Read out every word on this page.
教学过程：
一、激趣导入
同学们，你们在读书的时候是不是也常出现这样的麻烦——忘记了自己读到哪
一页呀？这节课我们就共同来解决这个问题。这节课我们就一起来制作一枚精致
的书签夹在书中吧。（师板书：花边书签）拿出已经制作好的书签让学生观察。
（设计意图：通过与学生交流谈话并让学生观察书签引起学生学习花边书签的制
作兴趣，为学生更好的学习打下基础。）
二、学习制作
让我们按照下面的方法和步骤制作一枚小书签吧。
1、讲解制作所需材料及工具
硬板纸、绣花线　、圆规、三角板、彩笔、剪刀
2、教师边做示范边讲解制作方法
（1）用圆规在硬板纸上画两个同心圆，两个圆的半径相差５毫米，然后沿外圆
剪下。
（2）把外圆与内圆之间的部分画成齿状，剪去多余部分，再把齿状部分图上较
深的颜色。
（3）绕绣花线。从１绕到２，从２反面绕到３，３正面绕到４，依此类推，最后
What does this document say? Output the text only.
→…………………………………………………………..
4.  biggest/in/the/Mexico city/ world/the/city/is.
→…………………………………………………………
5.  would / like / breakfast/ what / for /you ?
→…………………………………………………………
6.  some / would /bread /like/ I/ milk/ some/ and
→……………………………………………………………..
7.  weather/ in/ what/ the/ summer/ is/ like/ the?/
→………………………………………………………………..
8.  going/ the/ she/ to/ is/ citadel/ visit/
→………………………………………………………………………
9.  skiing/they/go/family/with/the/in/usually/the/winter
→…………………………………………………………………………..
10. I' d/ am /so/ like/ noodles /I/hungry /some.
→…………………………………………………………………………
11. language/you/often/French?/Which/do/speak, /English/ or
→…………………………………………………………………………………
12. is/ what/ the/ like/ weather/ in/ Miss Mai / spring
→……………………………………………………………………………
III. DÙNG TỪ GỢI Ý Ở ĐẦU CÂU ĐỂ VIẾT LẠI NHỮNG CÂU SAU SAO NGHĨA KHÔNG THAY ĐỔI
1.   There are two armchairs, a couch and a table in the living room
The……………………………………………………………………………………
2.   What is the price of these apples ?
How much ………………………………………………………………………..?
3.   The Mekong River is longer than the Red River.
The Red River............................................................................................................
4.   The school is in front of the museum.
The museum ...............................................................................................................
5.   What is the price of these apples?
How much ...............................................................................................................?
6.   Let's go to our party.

• [EXERCISE OBJECTIVE] Output each entry precisely as given.

• [RESULT OF THE EXERCISE]
Read out every word on this page.
教学过程：
一、激趣导入
同学们，你们在读书的时候是不是也常出现这样的麻烦——忘记了自己读到哪
一页呀？这节课我们就共同来解决这个问题。这节课我们就一起来制作一枚精致
的书签夹在书中吧。（师板书：花边书签）拿出已经制作好的书签让学生观察。
（设计意图：通过与学生交流谈话并让学生观察书签引起学生学习花边书签的制
作兴趣，为学生更好的学习打下基础。）
二、学习制作
让我们按照下面的方法和步骤制作一枚小书签吧。
1、讲解制作所需材料及工具
硬板纸、绣花线　、圆规、三角板、彩笔、剪刀
2、教师边做示范边讲解制作方法
（1）用圆规在硬板纸上画两个同心圆，两个圆的半径相差５毫米，然后沿外圆
剪下。
（2）把外圆与内圆之间的部分画成齿状，剪去多余部分，再把齿状部分图上较
深的颜色。
（3）绕绣花线。从１绕到２，从２反面绕到３，３正面绕到４，依此类推，最后
What does this document say? Output the text only.
→…………………………………………………………..
4.  biggest/in/the/Mexico city/ world/the/city/is.
→…………………………………………………………
5.  would / like / breakfast/ what / for /you ?
→…………………………………………………………
6.  some / would /bread /like/ I/ milk/ some/ and
→……………………………………………………………..
7.  weather/ in/ what/ the/ summer/ is/ like/ the?/
→………………………………………………………………..
8.  going/ the/ she/ to/ is/ citadel/ visit/
→………………………………………………………………………
9.  skiing/they/go/family/with/the/in/usually/the/winter
→…………………………………………………………………………..
10. I' d/ am /so/ like/ noodles /I/hungry /some.
→…………………………………………………………………………
11. language/you/often/French?/Which/do/speak, /English/ or
→…………………………………………………………………………………
12. is/ what/ the/ like/ weather/ in/ Miss Mai / spring
→……………………………………………………………………………
III. DÙNG TỪ GỢI Ý Ở ĐẦU CÂU ĐỂ VIẾT LẠI NHỮNG CÂU SAU SAO NGHĨA KHÔNG THAY ĐỔI
1.   There are two armchairs, a couch and a table in the living room
The……………………………………………………………………………………
2.   What is the price of these apples ?
How much ………………………………………………………………………..?
3.   The Mekong River is longer than the Red River.
The Red River............................................................................................................
4.   The school is in front of the museum.
The museum ...............................................................................................................
5.   What is the price of these apples?
How much ...............................................................................................................?
6.   Let's go to our party.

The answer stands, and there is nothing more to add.